**WHAT IS NEEDED**
Provide the data again in its entirety, exactly as given.

-- STORED RECORDS start --

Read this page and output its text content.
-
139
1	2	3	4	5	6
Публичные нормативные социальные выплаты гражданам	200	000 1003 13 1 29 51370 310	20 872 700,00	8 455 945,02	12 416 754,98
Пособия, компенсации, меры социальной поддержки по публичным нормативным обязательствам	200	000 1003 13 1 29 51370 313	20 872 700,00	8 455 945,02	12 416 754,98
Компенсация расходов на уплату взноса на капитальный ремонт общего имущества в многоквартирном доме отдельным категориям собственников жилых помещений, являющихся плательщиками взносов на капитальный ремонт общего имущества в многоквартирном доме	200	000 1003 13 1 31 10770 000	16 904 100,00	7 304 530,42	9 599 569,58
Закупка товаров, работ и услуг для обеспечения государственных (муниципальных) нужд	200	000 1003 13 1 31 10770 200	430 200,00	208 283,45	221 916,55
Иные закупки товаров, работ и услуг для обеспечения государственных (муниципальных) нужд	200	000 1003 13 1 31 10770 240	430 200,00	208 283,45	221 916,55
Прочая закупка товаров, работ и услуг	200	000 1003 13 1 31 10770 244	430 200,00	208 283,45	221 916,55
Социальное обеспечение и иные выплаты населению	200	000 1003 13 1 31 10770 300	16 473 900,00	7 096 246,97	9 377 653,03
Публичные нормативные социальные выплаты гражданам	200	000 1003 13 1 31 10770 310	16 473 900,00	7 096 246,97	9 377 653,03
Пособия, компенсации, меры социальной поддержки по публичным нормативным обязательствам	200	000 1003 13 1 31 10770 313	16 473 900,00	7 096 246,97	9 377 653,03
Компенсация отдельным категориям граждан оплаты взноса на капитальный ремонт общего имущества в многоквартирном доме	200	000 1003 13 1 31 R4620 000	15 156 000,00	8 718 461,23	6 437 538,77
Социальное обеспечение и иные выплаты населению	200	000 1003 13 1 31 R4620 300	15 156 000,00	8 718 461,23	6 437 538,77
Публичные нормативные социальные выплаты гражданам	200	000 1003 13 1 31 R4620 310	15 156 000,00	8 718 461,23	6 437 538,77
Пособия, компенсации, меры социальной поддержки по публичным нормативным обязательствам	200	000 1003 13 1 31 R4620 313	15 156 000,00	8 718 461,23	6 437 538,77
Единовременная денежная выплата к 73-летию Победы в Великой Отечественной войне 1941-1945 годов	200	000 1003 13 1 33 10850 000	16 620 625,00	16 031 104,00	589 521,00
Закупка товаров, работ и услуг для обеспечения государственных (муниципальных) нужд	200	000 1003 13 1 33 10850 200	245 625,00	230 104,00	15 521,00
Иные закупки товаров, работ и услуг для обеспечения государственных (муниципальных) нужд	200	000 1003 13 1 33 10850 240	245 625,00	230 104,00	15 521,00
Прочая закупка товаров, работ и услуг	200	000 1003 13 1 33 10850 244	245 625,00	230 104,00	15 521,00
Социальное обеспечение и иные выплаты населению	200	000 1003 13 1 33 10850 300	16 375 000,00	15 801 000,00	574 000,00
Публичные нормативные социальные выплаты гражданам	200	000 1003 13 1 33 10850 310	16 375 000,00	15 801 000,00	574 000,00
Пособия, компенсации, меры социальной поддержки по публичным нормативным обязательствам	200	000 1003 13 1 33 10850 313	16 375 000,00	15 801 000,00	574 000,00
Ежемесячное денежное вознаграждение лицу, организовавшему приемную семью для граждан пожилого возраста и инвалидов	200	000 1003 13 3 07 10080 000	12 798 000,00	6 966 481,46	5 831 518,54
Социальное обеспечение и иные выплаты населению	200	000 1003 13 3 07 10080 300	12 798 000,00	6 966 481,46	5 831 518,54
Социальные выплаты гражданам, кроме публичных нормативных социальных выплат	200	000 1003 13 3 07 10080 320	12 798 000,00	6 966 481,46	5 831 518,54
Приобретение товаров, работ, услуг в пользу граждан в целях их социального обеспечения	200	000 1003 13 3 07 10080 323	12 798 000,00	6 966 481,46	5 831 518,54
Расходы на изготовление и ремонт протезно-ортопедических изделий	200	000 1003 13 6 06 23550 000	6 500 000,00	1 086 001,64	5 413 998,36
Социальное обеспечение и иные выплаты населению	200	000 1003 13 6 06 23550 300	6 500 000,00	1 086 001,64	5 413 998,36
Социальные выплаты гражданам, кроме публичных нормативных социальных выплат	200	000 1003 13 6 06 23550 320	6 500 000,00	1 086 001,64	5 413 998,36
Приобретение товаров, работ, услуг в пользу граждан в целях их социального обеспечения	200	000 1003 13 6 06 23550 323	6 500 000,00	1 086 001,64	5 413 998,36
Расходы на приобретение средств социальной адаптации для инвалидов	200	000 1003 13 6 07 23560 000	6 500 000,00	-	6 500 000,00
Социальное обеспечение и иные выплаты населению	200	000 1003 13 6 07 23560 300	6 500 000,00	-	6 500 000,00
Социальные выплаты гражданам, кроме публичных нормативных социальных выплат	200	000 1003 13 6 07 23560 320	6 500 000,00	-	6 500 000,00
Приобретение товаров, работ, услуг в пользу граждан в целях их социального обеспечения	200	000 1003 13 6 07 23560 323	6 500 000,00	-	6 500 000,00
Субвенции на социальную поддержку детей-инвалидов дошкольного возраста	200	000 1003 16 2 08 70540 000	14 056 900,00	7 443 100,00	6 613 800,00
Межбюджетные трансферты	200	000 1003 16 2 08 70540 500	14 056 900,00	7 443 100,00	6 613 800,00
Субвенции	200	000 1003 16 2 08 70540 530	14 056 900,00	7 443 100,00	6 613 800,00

-- STORED RECORDS end --

**EXERCISE RESPONSE**
Read this page and output its text content.
-
139
1	2	3	4	5	6
Публичные нормативные социальные выплаты гражданам	200	000 1003 13 1 29 51370 310	20 872 700,00	8 455 945,02	12 416 754,98
Пособия, компенсации, меры социальной поддержки по публичным нормативным обязательствам	200	000 1003 13 1 29 51370 313	20 872 700,00	8 455 945,02	12 416 754,98
Компенсация расходов на уплату взноса на капитальный ремонт общего имущества в многоквартирном доме отдельным категориям собственников жилых помещений, являющихся плательщиками взносов на капитальный ремонт общего имущества в многоквартирном доме	200	000 1003 13 1 31 10770 000	16 904 100,00	7 304 530,42	9 599 569,58
Закупка товаров, работ и услуг для обеспечения государственных (муниципальных) нужд	200	000 1003 13 1 31 10770 200	430 200,00	208 283,45	221 916,55
Иные закупки товаров, работ и услуг для обеспечения государственных (муниципальных) нужд	200	000 1003 13 1 31 10770 240	430 200,00	208 283,45	221 916,55
Прочая закупка товаров, работ и услуг	200	000 1003 13 1 31 10770 244	430 200,00	208 283,45	221 916,55
Социальное обеспечение и иные выплаты населению	200	000 1003 13 1 31 10770 300	16 473 900,00	7 096 246,97	9 377 653,03
Публичные нормативные социальные выплаты гражданам	200	000 1003 13 1 31 10770 310	16 473 900,00	7 096 246,97	9 377 653,03
Пособия, компенсации, меры социальной поддержки по публичным нормативным обязательствам	200	000 1003 13 1 31 10770 313	16 473 900,00	7 096 246,97	9 377 653,03
Компенсация отдельным категориям граждан оплаты взноса на капитальный ремонт общего имущества в многоквартирном доме	200	000 1003 13 1 31 R4620 000	15 156 000,00	8 718 461,23	6 437 538,77
Социальное обеспечение и иные выплаты населению	200	000 1003 13 1 31 R4620 300	15 156 000,00	8 718 461,23	6 437 538,77
Публичные нормативные социальные выплаты гражданам	200	000 1003 13 1 31 R4620 310	15 156 000,00	8 718 461,23	6 437 538,77
Пособия, компенсации, меры социальной поддержки по публичным нормативным обязательствам	200	000 1003 13 1 31 R4620 313	15 156 000,00	8 718 461,23	6 437 538,77
Единовременная денежная выплата к 73-летию Победы в Великой Отечественной войне 1941-1945 годов	200	000 1003 13 1 33 10850 000	16 620 625,00	16 031 104,00	589 521,00
Закупка товаров, работ и услуг для обеспечения государственных (муниципальных) нужд	200	000 1003 13 1 33 10850 200	245 625,00	230 104,00	15 521,00
Иные закупки товаров, работ и услуг для обеспечения государственных (муниципальных) нужд	200	000 1003 13 1 33 10850 240	245 625,00	230 104,00	15 521,00
Прочая закупка товаров, работ и услуг	200	000 1003 13 1 33 10850 244	245 625,00	230 104,00	15 521,00
Социальное обеспечение и иные выплаты населению	200	000 1003 13 1 33 10850 300	16 375 000,00	15 801 000,00	574 000,00
Публичные нормативные социальные выплаты гражданам	200	000 1003 13 1 33 10850 310	16 375 000,00	15 801 000,00	574 000,00
Пособия, компенсации, меры социальной поддержки по публичным нормативным обязательствам	200	000 1003 13 1 33 10850 313	16 375 000,00	15 801 000,00	574 000,00
Ежемесячное денежное вознаграждение лицу, организовавшему приемную семью для граждан пожилого возраста и инвалидов	200	000 1003 13 3 07 10080 000	12 798 000,00	6 966 481,46	5 831 518,54
Социальное обеспечение и иные выплаты населению	200	000 1003 13 3 07 10080 300	12 798 000,00	6 966 481,46	5 831 518,54
Социальные выплаты гражданам, кроме публичных нормативных социальных выплат	200	000 1003 13 3 07 10080 320	12 798 000,00	6 966 481,46	5 831 518,54
Приобретение товаров, работ, услуг в пользу граждан в целях их социального обеспечения	200	000 1003 13 3 07 10080 323	12 798 000,00	6 966 481,46	5 831 518,54
Расходы на изготовление и ремонт протезно-ортопедических изделий	200	000 1003 13 6 06 23550 000	6 500 000,00	1 086 001,64	5 413 998,36
Социальное обеспечение и иные выплаты населению	200	000 1003 13 6 06 23550 300	6 500 000,00	1 086 001,64	5 413 998,36
Социальные выплаты гражданам, кроме публичных нормативных социальных выплат	200	000 1003 13 6 06 23550 320	6 500 000,00	1 086 001,64	5 413 998,36
Приобретение товаров, работ, услуг в пользу граждан в целях их социального обеспечения	200	000 1003 13 6 06 23550 323	6 500 000,00	1 086 001,64	5 413 998,36
Расходы на приобретение средств социальной адаптации для инвалидов	200	000 1003 13 6 07 23560 000	6 500 000,00	-	6 500 000,00
Социальное обеспечение и иные выплаты населению	200	000 1003 13 6 07 23560 300	6 500 000,00	-	6 500 000,00
Социальные выплаты гражданам, кроме публичных нормативных социальных выплат	200	000 1003 13 6 07 23560 320	6 500 000,00	-	6 500 000,00
Приобретение товаров, работ, услуг в пользу граждан в целях их социального обеспечения	200	000 1003 13 6 07 23560 323	6 500 000,00	-	6 500 000,00
Субвенции на социальную поддержку детей-инвалидов дошкольного возраста	200	000 1003 16 2 08 70540 000	14 056 900,00	7 443 100,00	6 613 800,00
Межбюджетные трансферты	200	000 1003 16 2 08 70540 500	14 056 900,00	7 443 100,00	6 613 800,00
Субвенции	200	000 1003 16 2 08 70540 530	14 056 900,00	7 443 100,00	6 613 800,00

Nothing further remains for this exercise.